### To do
In the entries below, write out word for word the lines that begin at the one containing "y1]. List at most 100 elements." and stop after the one containing "heatmap-cell bbox=[1009, 125, 1049, 165]".

### Data lines
╔══

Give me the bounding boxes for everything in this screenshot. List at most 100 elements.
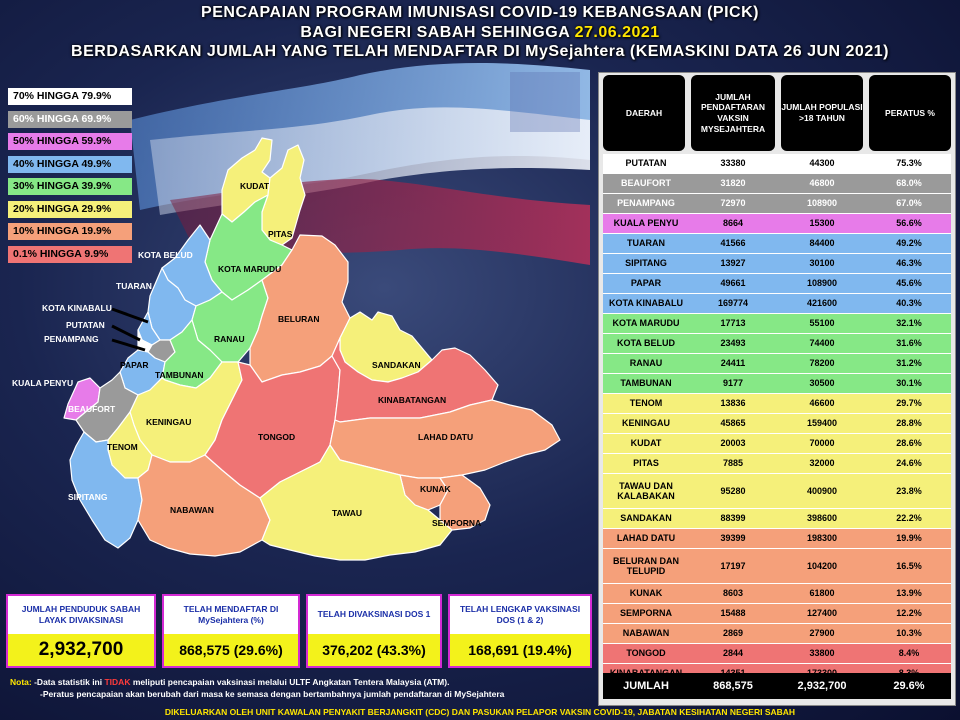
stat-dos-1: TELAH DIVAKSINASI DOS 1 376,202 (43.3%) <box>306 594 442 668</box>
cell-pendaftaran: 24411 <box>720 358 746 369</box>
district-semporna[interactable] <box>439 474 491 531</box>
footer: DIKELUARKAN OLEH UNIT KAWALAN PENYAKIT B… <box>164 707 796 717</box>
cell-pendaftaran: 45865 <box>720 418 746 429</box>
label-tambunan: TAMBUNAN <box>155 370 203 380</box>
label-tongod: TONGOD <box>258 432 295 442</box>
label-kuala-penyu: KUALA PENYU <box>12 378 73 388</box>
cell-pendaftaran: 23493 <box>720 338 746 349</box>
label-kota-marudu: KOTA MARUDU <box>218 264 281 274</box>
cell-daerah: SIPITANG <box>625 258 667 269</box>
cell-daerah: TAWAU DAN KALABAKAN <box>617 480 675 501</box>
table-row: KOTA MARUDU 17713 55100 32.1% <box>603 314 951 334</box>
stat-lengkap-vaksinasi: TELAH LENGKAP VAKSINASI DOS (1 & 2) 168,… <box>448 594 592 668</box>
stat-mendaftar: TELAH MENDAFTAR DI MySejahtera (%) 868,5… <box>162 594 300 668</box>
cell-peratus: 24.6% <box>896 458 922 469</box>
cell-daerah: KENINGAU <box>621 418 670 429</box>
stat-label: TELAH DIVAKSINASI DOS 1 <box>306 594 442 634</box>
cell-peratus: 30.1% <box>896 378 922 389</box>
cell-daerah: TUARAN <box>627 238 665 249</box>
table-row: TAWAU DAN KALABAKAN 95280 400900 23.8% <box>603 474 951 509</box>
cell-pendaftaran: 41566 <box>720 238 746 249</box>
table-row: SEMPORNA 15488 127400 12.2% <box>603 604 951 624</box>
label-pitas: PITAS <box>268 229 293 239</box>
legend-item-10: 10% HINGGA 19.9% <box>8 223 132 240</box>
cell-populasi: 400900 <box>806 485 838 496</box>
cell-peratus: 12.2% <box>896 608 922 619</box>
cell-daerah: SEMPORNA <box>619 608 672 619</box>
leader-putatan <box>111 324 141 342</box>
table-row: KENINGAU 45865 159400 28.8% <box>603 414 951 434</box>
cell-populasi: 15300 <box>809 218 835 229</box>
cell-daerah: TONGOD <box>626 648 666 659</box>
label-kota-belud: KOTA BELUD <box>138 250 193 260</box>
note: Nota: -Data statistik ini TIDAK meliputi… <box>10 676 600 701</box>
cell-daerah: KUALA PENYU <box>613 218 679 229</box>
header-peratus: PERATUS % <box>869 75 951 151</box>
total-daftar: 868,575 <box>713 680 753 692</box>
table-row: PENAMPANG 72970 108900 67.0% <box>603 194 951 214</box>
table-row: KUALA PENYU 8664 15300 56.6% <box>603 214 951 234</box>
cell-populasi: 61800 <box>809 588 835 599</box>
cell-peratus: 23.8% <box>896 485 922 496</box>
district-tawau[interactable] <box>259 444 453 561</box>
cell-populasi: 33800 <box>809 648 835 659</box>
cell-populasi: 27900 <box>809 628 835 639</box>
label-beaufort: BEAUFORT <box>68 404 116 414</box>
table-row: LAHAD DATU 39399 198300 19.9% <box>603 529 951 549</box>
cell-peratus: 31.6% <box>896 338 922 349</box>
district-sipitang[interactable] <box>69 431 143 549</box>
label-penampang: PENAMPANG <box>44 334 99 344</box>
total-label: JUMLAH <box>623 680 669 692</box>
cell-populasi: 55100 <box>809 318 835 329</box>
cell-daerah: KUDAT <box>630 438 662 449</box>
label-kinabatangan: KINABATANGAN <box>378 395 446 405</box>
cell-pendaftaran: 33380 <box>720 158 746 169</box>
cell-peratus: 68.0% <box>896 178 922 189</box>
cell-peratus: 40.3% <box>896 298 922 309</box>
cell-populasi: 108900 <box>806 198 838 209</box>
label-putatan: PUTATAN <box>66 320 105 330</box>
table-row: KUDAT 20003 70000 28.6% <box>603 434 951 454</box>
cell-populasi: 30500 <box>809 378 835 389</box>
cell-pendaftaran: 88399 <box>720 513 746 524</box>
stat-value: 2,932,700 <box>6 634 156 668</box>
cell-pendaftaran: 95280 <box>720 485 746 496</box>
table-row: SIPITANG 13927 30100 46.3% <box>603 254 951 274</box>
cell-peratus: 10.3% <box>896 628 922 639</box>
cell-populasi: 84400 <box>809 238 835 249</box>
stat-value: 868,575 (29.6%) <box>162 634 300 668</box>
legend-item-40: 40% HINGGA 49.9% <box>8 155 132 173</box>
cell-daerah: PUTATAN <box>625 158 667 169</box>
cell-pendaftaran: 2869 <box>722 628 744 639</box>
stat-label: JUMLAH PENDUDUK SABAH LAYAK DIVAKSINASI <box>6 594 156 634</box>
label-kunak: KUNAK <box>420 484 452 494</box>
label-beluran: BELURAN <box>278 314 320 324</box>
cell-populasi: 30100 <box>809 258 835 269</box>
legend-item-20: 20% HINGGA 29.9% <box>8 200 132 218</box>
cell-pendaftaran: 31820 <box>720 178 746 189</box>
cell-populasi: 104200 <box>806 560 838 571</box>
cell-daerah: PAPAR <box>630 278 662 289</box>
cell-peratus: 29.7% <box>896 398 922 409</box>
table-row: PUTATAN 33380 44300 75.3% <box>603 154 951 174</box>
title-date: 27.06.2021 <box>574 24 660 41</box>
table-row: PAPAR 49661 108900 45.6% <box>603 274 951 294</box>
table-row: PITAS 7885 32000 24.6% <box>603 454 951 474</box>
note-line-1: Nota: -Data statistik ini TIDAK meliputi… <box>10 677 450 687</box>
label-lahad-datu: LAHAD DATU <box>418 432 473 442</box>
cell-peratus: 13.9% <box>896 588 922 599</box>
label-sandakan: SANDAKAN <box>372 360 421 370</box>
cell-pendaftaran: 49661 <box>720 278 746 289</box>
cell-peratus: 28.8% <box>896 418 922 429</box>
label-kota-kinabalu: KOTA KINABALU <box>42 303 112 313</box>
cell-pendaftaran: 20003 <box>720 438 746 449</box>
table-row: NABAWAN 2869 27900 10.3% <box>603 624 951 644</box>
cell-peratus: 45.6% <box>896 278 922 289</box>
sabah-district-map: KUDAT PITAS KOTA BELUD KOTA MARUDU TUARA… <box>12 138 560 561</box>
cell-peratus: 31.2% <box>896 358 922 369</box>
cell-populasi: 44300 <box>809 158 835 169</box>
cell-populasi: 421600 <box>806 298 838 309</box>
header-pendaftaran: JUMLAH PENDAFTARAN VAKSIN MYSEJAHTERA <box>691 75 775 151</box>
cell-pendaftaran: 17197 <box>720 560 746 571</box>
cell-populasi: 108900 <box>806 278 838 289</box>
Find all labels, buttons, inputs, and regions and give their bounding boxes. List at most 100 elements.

╚══
╔══

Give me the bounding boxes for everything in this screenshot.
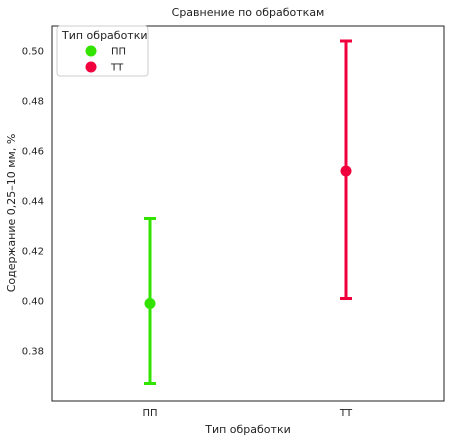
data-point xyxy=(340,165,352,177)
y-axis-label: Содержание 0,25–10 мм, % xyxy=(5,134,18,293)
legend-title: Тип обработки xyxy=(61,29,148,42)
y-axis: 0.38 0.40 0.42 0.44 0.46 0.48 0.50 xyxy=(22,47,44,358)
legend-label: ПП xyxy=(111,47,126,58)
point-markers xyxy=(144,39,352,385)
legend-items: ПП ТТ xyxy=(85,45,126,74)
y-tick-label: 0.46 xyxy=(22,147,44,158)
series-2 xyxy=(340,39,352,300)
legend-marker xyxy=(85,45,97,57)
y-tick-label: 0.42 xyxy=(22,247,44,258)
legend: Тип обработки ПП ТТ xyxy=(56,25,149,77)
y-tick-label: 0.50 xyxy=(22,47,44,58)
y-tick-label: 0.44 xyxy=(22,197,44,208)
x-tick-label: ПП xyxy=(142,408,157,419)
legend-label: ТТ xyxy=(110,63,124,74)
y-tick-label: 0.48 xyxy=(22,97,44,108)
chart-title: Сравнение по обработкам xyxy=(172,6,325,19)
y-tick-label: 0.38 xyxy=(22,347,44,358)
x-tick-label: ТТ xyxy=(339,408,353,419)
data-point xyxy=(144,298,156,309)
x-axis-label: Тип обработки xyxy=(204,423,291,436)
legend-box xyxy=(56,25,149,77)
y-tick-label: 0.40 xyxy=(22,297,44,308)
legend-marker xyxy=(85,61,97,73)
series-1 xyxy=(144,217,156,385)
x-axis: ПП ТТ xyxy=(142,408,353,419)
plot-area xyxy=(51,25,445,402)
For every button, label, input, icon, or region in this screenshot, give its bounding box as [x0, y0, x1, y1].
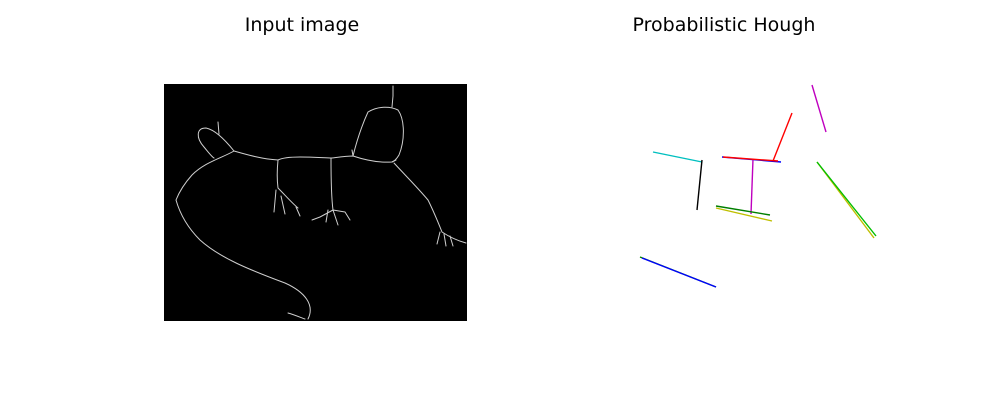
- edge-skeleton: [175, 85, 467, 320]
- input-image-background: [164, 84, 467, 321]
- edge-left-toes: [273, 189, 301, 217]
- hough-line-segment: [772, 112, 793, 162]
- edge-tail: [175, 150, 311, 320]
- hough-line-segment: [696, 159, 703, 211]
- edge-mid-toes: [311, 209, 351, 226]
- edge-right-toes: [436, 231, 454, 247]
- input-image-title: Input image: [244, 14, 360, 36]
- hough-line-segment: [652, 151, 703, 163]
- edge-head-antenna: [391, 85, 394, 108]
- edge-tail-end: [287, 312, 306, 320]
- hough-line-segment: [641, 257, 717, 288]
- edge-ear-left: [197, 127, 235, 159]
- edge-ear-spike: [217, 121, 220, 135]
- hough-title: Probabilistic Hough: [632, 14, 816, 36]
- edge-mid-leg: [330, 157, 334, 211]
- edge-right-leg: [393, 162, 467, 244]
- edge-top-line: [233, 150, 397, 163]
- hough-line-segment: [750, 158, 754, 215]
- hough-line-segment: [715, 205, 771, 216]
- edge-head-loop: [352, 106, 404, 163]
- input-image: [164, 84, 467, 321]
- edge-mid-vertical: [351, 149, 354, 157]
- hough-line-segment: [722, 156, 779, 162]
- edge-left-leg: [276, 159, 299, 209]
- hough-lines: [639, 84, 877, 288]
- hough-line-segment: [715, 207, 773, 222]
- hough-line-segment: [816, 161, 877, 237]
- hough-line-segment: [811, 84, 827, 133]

╚══
╔══

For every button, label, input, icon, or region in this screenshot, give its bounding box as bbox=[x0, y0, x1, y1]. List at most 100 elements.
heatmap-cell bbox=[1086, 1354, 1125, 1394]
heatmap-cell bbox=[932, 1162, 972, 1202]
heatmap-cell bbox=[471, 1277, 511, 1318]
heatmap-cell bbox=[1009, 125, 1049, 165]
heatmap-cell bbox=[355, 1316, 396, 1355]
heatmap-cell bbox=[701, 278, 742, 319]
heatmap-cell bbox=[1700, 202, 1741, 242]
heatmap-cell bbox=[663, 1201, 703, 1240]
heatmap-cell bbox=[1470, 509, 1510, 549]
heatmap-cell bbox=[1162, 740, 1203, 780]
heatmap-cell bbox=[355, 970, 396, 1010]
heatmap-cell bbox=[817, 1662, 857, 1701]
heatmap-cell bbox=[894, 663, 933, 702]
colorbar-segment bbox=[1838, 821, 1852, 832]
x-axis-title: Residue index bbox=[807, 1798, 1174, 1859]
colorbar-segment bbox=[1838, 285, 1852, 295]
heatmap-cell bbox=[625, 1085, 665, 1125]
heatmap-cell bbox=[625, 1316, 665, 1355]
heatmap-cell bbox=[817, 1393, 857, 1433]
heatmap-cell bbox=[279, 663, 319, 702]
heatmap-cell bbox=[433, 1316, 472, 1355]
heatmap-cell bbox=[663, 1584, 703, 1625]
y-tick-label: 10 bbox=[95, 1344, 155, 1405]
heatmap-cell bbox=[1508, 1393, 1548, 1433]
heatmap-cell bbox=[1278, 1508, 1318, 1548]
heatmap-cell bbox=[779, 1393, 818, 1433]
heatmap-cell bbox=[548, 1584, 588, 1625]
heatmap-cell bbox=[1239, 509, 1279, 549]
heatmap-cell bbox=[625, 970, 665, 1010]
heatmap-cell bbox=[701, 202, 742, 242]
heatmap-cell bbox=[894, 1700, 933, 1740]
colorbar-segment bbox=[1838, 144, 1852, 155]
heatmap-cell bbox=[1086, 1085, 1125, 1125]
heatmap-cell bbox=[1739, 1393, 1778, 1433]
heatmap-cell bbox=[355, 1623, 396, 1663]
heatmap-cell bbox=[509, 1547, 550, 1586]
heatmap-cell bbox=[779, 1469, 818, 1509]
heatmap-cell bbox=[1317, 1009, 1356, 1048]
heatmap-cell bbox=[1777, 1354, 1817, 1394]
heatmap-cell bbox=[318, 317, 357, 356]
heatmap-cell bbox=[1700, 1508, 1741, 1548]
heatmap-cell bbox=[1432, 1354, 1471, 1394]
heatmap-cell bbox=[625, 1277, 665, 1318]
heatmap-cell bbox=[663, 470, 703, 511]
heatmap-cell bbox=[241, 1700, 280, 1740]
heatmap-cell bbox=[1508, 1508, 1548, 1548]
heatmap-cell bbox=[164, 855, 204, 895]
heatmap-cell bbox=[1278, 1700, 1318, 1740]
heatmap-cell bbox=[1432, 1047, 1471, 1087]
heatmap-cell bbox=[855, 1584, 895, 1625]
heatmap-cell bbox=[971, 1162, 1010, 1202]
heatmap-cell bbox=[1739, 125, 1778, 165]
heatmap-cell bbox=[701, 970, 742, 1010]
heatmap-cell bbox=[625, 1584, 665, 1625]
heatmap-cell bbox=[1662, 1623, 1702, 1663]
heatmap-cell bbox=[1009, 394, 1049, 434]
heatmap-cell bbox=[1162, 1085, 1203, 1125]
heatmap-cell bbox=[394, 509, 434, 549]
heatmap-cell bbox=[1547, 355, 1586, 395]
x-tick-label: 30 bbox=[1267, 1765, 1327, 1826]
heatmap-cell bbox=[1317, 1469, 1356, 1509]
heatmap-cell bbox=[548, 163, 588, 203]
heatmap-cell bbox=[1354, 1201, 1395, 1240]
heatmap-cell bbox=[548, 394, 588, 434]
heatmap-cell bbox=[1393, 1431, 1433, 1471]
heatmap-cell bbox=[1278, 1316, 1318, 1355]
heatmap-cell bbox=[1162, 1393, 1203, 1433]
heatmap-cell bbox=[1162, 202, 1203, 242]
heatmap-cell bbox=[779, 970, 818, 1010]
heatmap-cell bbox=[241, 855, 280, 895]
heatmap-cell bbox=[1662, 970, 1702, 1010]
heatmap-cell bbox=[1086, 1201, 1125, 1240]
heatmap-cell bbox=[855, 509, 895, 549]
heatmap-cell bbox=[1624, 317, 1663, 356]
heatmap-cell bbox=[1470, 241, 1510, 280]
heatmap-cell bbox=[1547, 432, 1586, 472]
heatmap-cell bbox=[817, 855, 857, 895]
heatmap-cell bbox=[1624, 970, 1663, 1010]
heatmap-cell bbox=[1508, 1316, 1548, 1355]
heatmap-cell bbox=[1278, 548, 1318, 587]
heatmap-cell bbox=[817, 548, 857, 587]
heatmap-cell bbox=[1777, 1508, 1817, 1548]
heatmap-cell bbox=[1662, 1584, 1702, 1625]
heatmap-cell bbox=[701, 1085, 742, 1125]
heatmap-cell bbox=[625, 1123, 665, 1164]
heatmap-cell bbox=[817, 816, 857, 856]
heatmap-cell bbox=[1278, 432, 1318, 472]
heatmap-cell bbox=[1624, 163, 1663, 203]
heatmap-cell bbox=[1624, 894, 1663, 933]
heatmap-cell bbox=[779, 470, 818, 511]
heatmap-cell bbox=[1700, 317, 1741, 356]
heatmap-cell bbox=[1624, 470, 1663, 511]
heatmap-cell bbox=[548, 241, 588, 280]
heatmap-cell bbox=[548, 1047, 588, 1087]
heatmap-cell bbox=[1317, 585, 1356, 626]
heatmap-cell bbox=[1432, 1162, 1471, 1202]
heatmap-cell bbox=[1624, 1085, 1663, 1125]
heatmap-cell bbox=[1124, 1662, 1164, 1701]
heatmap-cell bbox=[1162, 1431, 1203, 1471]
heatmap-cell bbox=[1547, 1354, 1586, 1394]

╚══

### Solution for this problem
For every button, label, input, icon, or region in this screenshot, give its bounding box as bbox=[x0, y0, x1, y1]. List at most 100 elements.
heatmap-cell bbox=[1086, 1354, 1125, 1394]
heatmap-cell bbox=[932, 1162, 972, 1202]
heatmap-cell bbox=[471, 1277, 511, 1318]
heatmap-cell bbox=[1009, 125, 1049, 165]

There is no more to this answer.